**What you are asked to do**
Copy out every record precisely.

**Data section**
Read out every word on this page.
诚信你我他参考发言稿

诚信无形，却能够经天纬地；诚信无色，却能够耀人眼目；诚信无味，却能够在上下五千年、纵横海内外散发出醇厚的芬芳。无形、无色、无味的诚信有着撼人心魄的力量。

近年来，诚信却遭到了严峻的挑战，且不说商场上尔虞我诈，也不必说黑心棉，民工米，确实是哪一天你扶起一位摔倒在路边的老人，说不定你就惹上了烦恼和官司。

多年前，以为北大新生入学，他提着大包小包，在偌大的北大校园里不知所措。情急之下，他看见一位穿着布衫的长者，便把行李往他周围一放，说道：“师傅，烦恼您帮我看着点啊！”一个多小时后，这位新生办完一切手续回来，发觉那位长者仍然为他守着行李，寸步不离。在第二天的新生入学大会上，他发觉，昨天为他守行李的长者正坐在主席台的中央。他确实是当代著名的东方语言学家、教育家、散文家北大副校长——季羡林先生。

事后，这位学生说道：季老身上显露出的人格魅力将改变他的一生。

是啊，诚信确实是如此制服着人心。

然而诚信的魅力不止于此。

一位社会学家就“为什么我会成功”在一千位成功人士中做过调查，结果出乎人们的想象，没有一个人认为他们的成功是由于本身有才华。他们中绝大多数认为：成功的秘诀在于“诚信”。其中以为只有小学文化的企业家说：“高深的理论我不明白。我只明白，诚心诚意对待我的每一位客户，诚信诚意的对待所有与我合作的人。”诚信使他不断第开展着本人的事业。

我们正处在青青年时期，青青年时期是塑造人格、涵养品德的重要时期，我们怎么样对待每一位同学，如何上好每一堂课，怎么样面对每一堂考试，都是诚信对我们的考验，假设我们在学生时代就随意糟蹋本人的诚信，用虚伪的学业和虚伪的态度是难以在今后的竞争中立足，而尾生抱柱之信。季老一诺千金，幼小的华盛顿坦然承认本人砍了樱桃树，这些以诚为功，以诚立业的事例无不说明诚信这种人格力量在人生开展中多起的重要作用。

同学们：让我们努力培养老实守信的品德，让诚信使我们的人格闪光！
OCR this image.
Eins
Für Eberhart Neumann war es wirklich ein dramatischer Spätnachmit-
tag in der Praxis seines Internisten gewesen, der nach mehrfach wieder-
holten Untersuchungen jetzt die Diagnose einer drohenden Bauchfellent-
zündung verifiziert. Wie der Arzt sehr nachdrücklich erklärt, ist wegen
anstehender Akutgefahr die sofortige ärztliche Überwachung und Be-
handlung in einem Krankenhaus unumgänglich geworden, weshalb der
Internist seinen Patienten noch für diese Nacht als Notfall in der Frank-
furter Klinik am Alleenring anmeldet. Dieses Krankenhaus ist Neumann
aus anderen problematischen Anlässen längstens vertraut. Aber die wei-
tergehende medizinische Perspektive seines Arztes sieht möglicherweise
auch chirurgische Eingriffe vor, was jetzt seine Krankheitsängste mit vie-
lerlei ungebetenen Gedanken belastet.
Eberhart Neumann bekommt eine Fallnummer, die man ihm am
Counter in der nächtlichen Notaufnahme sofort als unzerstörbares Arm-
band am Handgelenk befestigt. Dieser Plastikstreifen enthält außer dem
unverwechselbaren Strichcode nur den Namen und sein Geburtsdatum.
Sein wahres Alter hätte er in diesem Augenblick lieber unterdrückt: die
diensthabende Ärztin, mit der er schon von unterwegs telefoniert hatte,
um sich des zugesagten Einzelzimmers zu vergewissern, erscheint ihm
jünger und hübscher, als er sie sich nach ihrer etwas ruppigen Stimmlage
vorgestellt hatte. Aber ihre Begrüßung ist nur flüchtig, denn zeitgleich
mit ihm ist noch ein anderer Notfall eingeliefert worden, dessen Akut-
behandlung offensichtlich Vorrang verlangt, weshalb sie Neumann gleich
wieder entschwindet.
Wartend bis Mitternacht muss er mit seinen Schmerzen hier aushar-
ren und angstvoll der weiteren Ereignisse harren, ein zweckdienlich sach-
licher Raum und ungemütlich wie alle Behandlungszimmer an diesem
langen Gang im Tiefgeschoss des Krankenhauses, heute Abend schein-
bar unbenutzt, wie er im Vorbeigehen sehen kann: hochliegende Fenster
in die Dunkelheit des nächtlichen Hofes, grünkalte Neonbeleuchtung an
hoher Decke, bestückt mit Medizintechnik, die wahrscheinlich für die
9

**Result of this exercise**
Read out every word on this page.
诚信你我他参考发言稿

诚信无形，却能够经天纬地；诚信无色，却能够耀人眼目；诚信无味，却能够在上下五千年、纵横海内外散发出醇厚的芬芳。无形、无色、无味的诚信有着撼人心魄的力量。

近年来，诚信却遭到了严峻的挑战，且不说商场上尔虞我诈，也不必说黑心棉，民工米，确实是哪一天你扶起一位摔倒在路边的老人，说不定你就惹上了烦恼和官司。

多年前，以为北大新生入学，他提着大包小包，在偌大的北大校园里不知所措。情急之下，他看见一位穿着布衫的长者，便把行李往他周围一放，说道：“师傅，烦恼您帮我看着点啊！”一个多小时后，这位新生办完一切手续回来，发觉那位长者仍然为他守着行李，寸步不离。在第二天的新生入学大会上，他发觉，昨天为他守行李的长者正坐在主席台的中央。他确实是当代著名的东方语言学家、教育家、散文家北大副校长——季羡林先生。

事后，这位学生说道：季老身上显露出的人格魅力将改变他的一生。

是啊，诚信确实是如此制服着人心。

然而诚信的魅力不止于此。

一位社会学家就“为什么我会成功”在一千位成功人士中做过调查，结果出乎人们的想象，没有一个人认为他们的成功是由于本身有才华。他们中绝大多数认为：成功的秘诀在于“诚信”。其中以为只有小学文化的企业家说：“高深的理论我不明白。我只明白，诚心诚意对待我的每一位客户，诚信诚意的对待所有与我合作的人。”诚信使他不断第开展着本人的事业。

我们正处在青青年时期，青青年时期是塑造人格、涵养品德的重要时期，我们怎么样对待每一位同学，如何上好每一堂课，怎么样面对每一堂考试，都是诚信对我们的考验，假设我们在学生时代就随意糟蹋本人的诚信，用虚伪的学业和虚伪的态度是难以在今后的竞争中立足，而尾生抱柱之信。季老一诺千金，幼小的华盛顿坦然承认本人砍了樱桃树，这些以诚为功，以诚立业的事例无不说明诚信这种人格力量在人生开展中多起的重要作用。

同学们：让我们努力培养老实守信的品德，让诚信使我们的人格闪光！
OCR this image.
Eins
Für Eberhart Neumann war es wirklich ein dramatischer Spätnachmit-
tag in der Praxis seines Internisten gewesen, der nach mehrfach wieder-
holten Untersuchungen jetzt die Diagnose einer drohenden Bauchfellent-
zündung verifiziert. Wie der Arzt sehr nachdrücklich erklärt, ist wegen
anstehender Akutgefahr die sofortige ärztliche Überwachung und Be-
handlung in einem Krankenhaus unumgänglich geworden, weshalb der
Internist seinen Patienten noch für diese Nacht als Notfall in der Frank-
furter Klinik am Alleenring anmeldet. Dieses Krankenhaus ist Neumann
aus anderen problematischen Anlässen längstens vertraut. Aber die wei-
tergehende medizinische Perspektive seines Arztes sieht möglicherweise
auch chirurgische Eingriffe vor, was jetzt seine Krankheitsängste mit vie-
lerlei ungebetenen Gedanken belastet.
Eberhart Neumann bekommt eine Fallnummer, die man ihm am
Counter in der nächtlichen Notaufnahme sofort als unzerstörbares Arm-
band am Handgelenk befestigt. Dieser Plastikstreifen enthält außer dem
unverwechselbaren Strichcode nur den Namen und sein Geburtsdatum.
Sein wahres Alter hätte er in diesem Augenblick lieber unterdrückt: die
diensthabende Ärztin, mit der er schon von unterwegs telefoniert hatte,
um sich des zugesagten Einzelzimmers zu vergewissern, erscheint ihm
jünger und hübscher, als er sie sich nach ihrer etwas ruppigen Stimmlage
vorgestellt hatte. Aber ihre Begrüßung ist nur flüchtig, denn zeitgleich
mit ihm ist noch ein anderer Notfall eingeliefert worden, dessen Akut-
behandlung offensichtlich Vorrang verlangt, weshalb sie Neumann gleich
wieder entschwindet.
Wartend bis Mitternacht muss er mit seinen Schmerzen hier aushar-
ren und angstvoll der weiteren Ereignisse harren, ein zweckdienlich sach-
licher Raum und ungemütlich wie alle Behandlungszimmer an diesem
langen Gang im Tiefgeschoss des Krankenhauses, heute Abend schein-
bar unbenutzt, wie er im Vorbeigehen sehen kann: hochliegende Fenster
in die Dunkelheit des nächtlichen Hofes, grünkalte Neonbeleuchtung an
hoher Decke, bestückt mit Medizintechnik, die wahrscheinlich für die
9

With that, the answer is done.